*Task requirements*. Give the count of lines containing the string "specular", with no other output.

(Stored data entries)
^^^^

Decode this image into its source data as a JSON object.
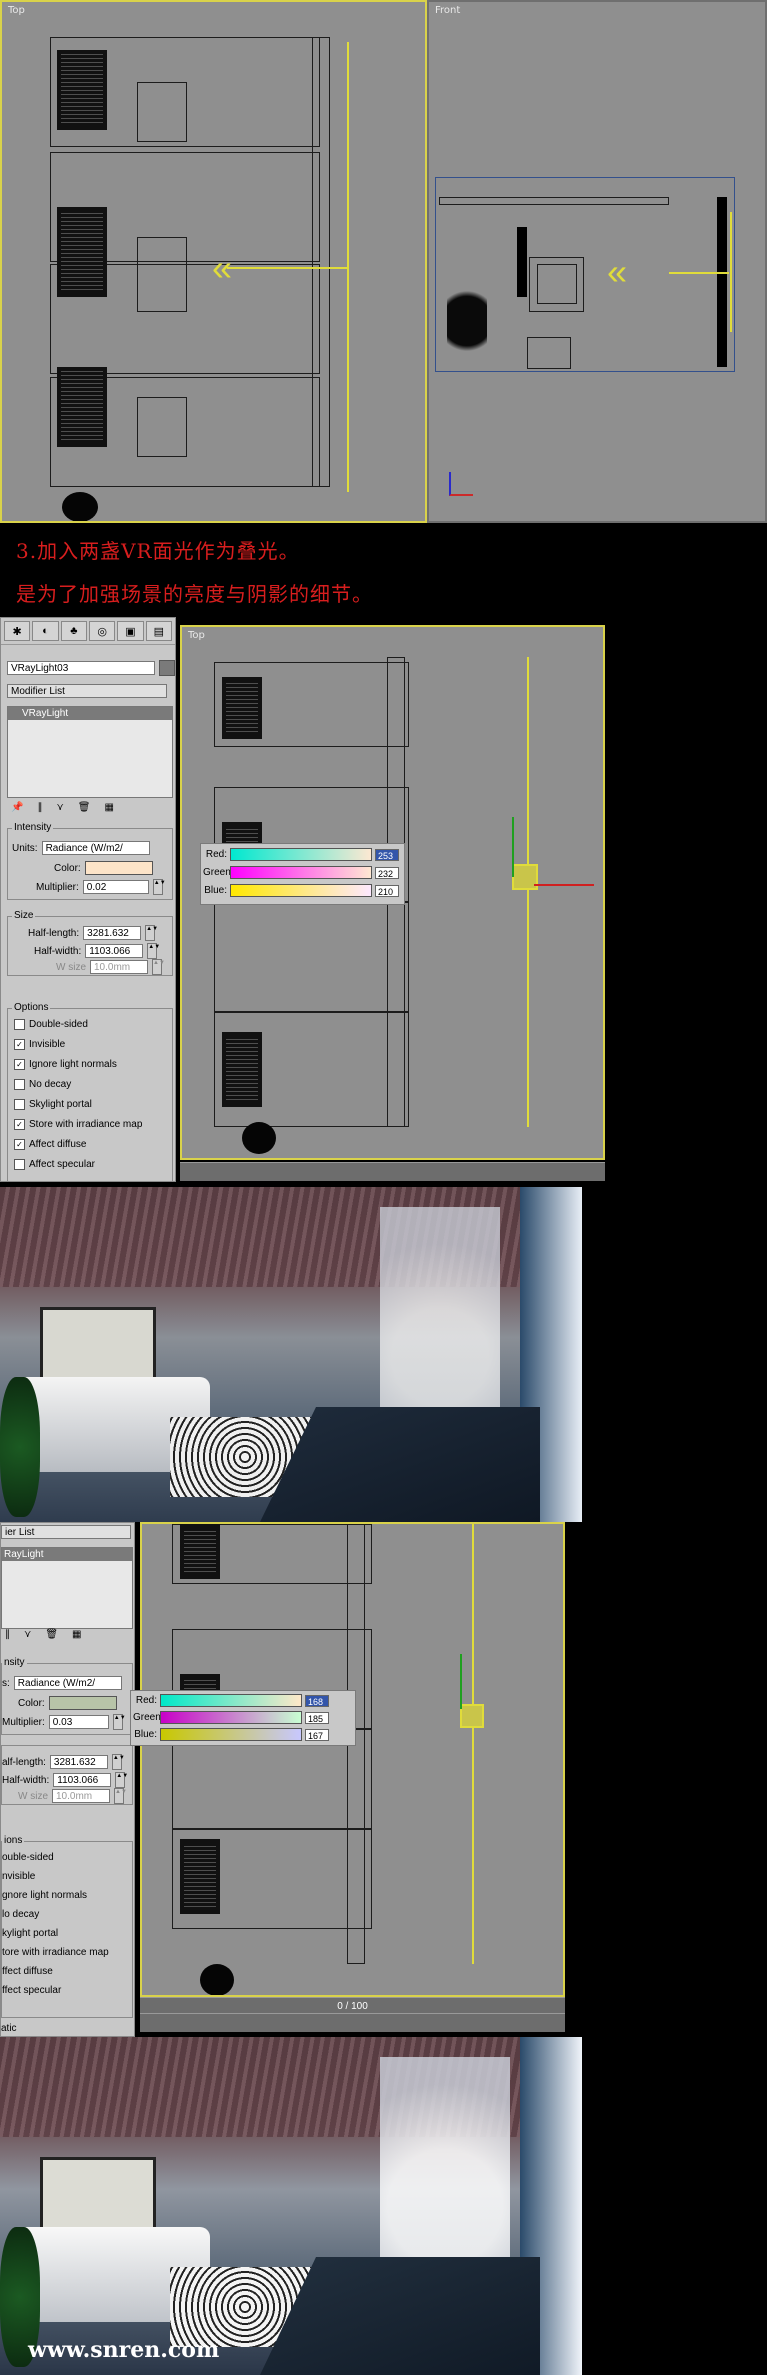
{
  "viewports": {
    "top_label": "Top",
    "front_label": "Front"
  },
  "caption": {
    "line1": "3.加入两盏VR面光作为叠光。",
    "line2": "是为了加强场景的亮度与阴影的细节。"
  },
  "panel1": {
    "object_name": "VRayLight03",
    "modifier_list": "Modifier List",
    "stack_item": "VRayLight",
    "intensity": {
      "title": "Intensity",
      "units_label": "Units:",
      "units_value": "Radiance (W/m2/",
      "color_label": "Color:",
      "color_hex": "#fde4c8",
      "multiplier_label": "Multiplier:",
      "multiplier_value": "0.02"
    },
    "size": {
      "title": "Size",
      "half_length_label": "Half-length:",
      "half_length_value": "3281.632",
      "half_width_label": "Half-width:",
      "half_width_value": "1103.066",
      "w_size_label": "W size",
      "w_size_value": "10.0mm"
    },
    "options": {
      "title": "Options",
      "items": [
        {
          "label": "Double-sided",
          "checked": false
        },
        {
          "label": "Invisible",
          "checked": true
        },
        {
          "label": "Ignore light normals",
          "checked": true
        },
        {
          "label": "No decay",
          "checked": false
        },
        {
          "label": "Skylight portal",
          "checked": false
        },
        {
          "label": "Store with irradiance map",
          "checked": true
        },
        {
          "label": "Affect diffuse",
          "checked": true
        },
        {
          "label": "Affect specular",
          "checked": false
        }
      ]
    },
    "picker": {
      "red_label": "Red:",
      "red_value": "253",
      "green_label": "Green:",
      "green_value": "232",
      "blue_label": "Blue:",
      "blue_value": "210"
    },
    "viewport_label": "Top"
  },
  "panel2": {
    "modifier_list": "ier List",
    "stack_item": "RayLight",
    "intensity": {
      "title": "nsity",
      "units_label": "s:",
      "units_value": "Radiance (W/m2/",
      "color_label": "Color:",
      "color_hex": "#b8c4a8",
      "multiplier_label": "Multiplier:",
      "multiplier_value": "0.03"
    },
    "size": {
      "half_length_label": "alf-length:",
      "half_length_value": "3281.632",
      "half_width_label": "Half-width:",
      "half_width_value": "1103.066",
      "w_size_label": "W size",
      "w_size_value": "10.0mm"
    },
    "options": {
      "title": "ions",
      "items": [
        {
          "label": "ouble-sided"
        },
        {
          "label": "nvisible"
        },
        {
          "label": "gnore light normals"
        },
        {
          "label": "lo decay"
        },
        {
          "label": "kylight portal"
        },
        {
          "label": "tore with irradiance map"
        },
        {
          "label": "ffect diffuse"
        },
        {
          "label": "ffect specular"
        }
      ]
    },
    "picker": {
      "red_label": "Red:",
      "red_value": "168",
      "green_label": "Green:",
      "green_value": "185",
      "blue_label": "Blue:",
      "blue_value": "167"
    },
    "timeline": "0 / 100",
    "bottom_cut": "atic"
  },
  "watermark": "www.snren.com",
  "colors": {
    "caption": "#d81e1e",
    "viewport_bg": "#8f8f8f",
    "active_border": "#d9d24a"
  }
}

^^^^

*In response*. 2